All of the data that follows should be retyped exactly, please, except the pictures.

● ● ● ● ● ● ●

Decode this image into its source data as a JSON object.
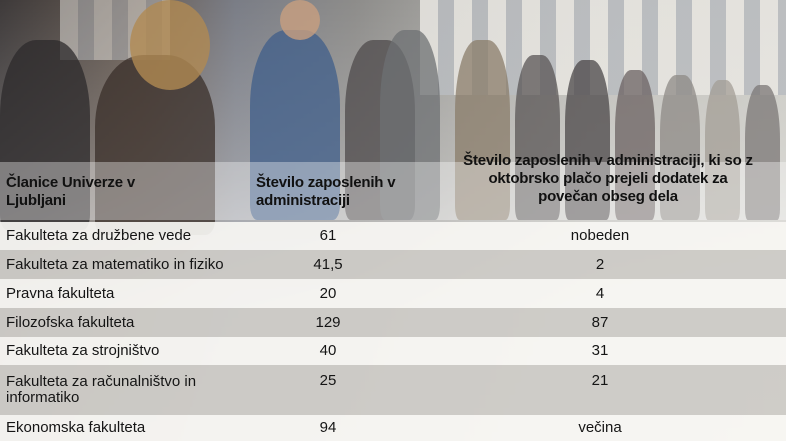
{
  "table": {
    "headers": {
      "member": "Članice Univerze v Ljubljani",
      "staff": "Število zaposlenih v administraciji",
      "bonus": "Število zaposlenih v administraciji, ki so z oktobrsko plačo prejeli dodatek za povečan obseg dela"
    },
    "rows": [
      {
        "member": "Fakulteta za družbene vede",
        "staff": "61",
        "bonus": "nobeden"
      },
      {
        "member": "Fakulteta za matematiko in fiziko",
        "staff": "41,5",
        "bonus": "2"
      },
      {
        "member": "Pravna fakulteta",
        "staff": "20",
        "bonus": "4"
      },
      {
        "member": "Filozofska fakulteta",
        "staff": "129",
        "bonus": "87"
      },
      {
        "member": "Fakulteta za strojništvo",
        "staff": "40",
        "bonus": "31"
      },
      {
        "member": "Fakulteta za računalništvo in informatiko",
        "staff": "25",
        "bonus": "21"
      },
      {
        "member": "Ekonomska fakulteta",
        "staff": "94",
        "bonus": "večina"
      }
    ]
  }
}
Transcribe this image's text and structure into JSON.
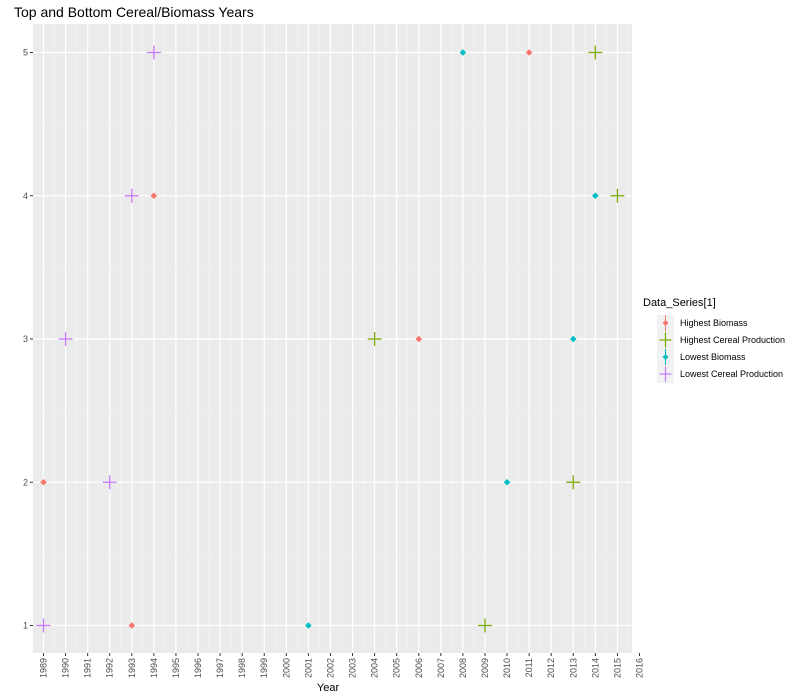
{
  "chart_data": {
    "type": "scatter",
    "title": "Top and Bottom Cereal/Biomass Years",
    "xlabel": "Year",
    "ylabel": "",
    "x_ticks": [
      "1989",
      "1990",
      "1991",
      "1992",
      "1993",
      "1994",
      "1995",
      "1996",
      "1997",
      "1998",
      "1999",
      "2000",
      "2001",
      "2002",
      "2003",
      "2004",
      "2005",
      "2006",
      "2007",
      "2008",
      "2009",
      "2010",
      "2011",
      "2012",
      "2013",
      "2014",
      "2015",
      "2016"
    ],
    "y_ticks": [
      1,
      2,
      3,
      4,
      5
    ],
    "xlim": [
      1989,
      2016
    ],
    "ylim": [
      1,
      5
    ],
    "grid": true,
    "legend": {
      "title": "Data_Series[1]",
      "position": "right"
    },
    "series": [
      {
        "name": "Highest Biomass",
        "color": "#f8766d",
        "marker": "diamond",
        "points": [
          {
            "x": 1989,
            "y": 2
          },
          {
            "x": 1993,
            "y": 1
          },
          {
            "x": 1994,
            "y": 4
          },
          {
            "x": 2006,
            "y": 3
          },
          {
            "x": 2011,
            "y": 5
          }
        ]
      },
      {
        "name": "Highest Cereal Production",
        "color": "#7cae00",
        "marker": "plus",
        "points": [
          {
            "x": 2004,
            "y": 3
          },
          {
            "x": 2009,
            "y": 1
          },
          {
            "x": 2013,
            "y": 2
          },
          {
            "x": 2014,
            "y": 5
          },
          {
            "x": 2015,
            "y": 4
          }
        ]
      },
      {
        "name": "Lowest Biomass",
        "color": "#00bfc4",
        "marker": "diamond",
        "points": [
          {
            "x": 2001,
            "y": 1
          },
          {
            "x": 2008,
            "y": 5
          },
          {
            "x": 2010,
            "y": 2
          },
          {
            "x": 2013,
            "y": 3
          },
          {
            "x": 2014,
            "y": 4
          }
        ]
      },
      {
        "name": "Lowest Cereal Production",
        "color": "#c77cff",
        "marker": "plus",
        "points": [
          {
            "x": 1989,
            "y": 1
          },
          {
            "x": 1990,
            "y": 3
          },
          {
            "x": 1992,
            "y": 2
          },
          {
            "x": 1993,
            "y": 4
          },
          {
            "x": 1994,
            "y": 5
          }
        ]
      }
    ]
  }
}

● ● ● ● ● ● ●

Solution for this exercise
Decode this image into its source data as a JSON object.
{
  "table": {
    "headers": {
      "member": "Članice Univerze v Ljubljani",
      "staff": "Število zaposlenih v administraciji",
      "bonus": "Število zaposlenih v administraciji, ki so z oktobrsko plačo prejeli dodatek za povečan obseg dela"
    },
    "rows": [
      {
        "member": "Fakulteta za družbene vede",
        "staff": "61",
        "bonus": "nobeden"
      },
      {
        "member": "Fakulteta za matematiko in fiziko",
        "staff": "41,5",
        "bonus": "2"
      },
      {
        "member": "Pravna fakulteta",
        "staff": "20",
        "bonus": "4"
      },
      {
        "member": "Filozofska fakulteta",
        "staff": "129",
        "bonus": "87"
      },
      {
        "member": "Fakulteta za strojništvo",
        "staff": "40",
        "bonus": "31"
      },
      {
        "member": "Fakulteta za računalništvo in informatiko",
        "staff": "25",
        "bonus": "21"
      },
      {
        "member": "Ekonomska fakulteta",
        "staff": "94",
        "bonus": "večina"
      }
    ]
  }
}
Transcribe this image's text and structure into JSON.
{
  "chart_data": {
    "type": "scatter",
    "title": "Top and Bottom Cereal/Biomass Years",
    "xlabel": "Year",
    "ylabel": "",
    "x_ticks": [
      "1989",
      "1990",
      "1991",
      "1992",
      "1993",
      "1994",
      "1995",
      "1996",
      "1997",
      "1998",
      "1999",
      "2000",
      "2001",
      "2002",
      "2003",
      "2004",
      "2005",
      "2006",
      "2007",
      "2008",
      "2009",
      "2010",
      "2011",
      "2012",
      "2013",
      "2014",
      "2015",
      "2016"
    ],
    "y_ticks": [
      1,
      2,
      3,
      4,
      5
    ],
    "xlim": [
      1989,
      2016
    ],
    "ylim": [
      1,
      5
    ],
    "grid": true,
    "legend": {
      "title": "Data_Series[1]",
      "position": "right"
    },
    "series": [
      {
        "name": "Highest Biomass",
        "color": "#f8766d",
        "marker": "diamond",
        "points": [
          {
            "x": 1989,
            "y": 2
          },
          {
            "x": 1993,
            "y": 1
          },
          {
            "x": 1994,
            "y": 4
          },
          {
            "x": 2006,
            "y": 3
          },
          {
            "x": 2011,
            "y": 5
          }
        ]
      },
      {
        "name": "Highest Cereal Production",
        "color": "#7cae00",
        "marker": "plus",
        "points": [
          {
            "x": 2004,
            "y": 3
          },
          {
            "x": 2009,
            "y": 1
          },
          {
            "x": 2013,
            "y": 2
          },
          {
            "x": 2014,
            "y": 5
          },
          {
            "x": 2015,
            "y": 4
          }
        ]
      },
      {
        "name": "Lowest Biomass",
        "color": "#00bfc4",
        "marker": "diamond",
        "points": [
          {
            "x": 2001,
            "y": 1
          },
          {
            "x": 2008,
            "y": 5
          },
          {
            "x": 2010,
            "y": 2
          },
          {
            "x": 2013,
            "y": 3
          },
          {
            "x": 2014,
            "y": 4
          }
        ]
      },
      {
        "name": "Lowest Cereal Production",
        "color": "#c77cff",
        "marker": "plus",
        "points": [
          {
            "x": 1989,
            "y": 1
          },
          {
            "x": 1990,
            "y": 3
          },
          {
            "x": 1992,
            "y": 2
          },
          {
            "x": 1993,
            "y": 4
          },
          {
            "x": 1994,
            "y": 5
          }
        ]
      }
    ]
  }
}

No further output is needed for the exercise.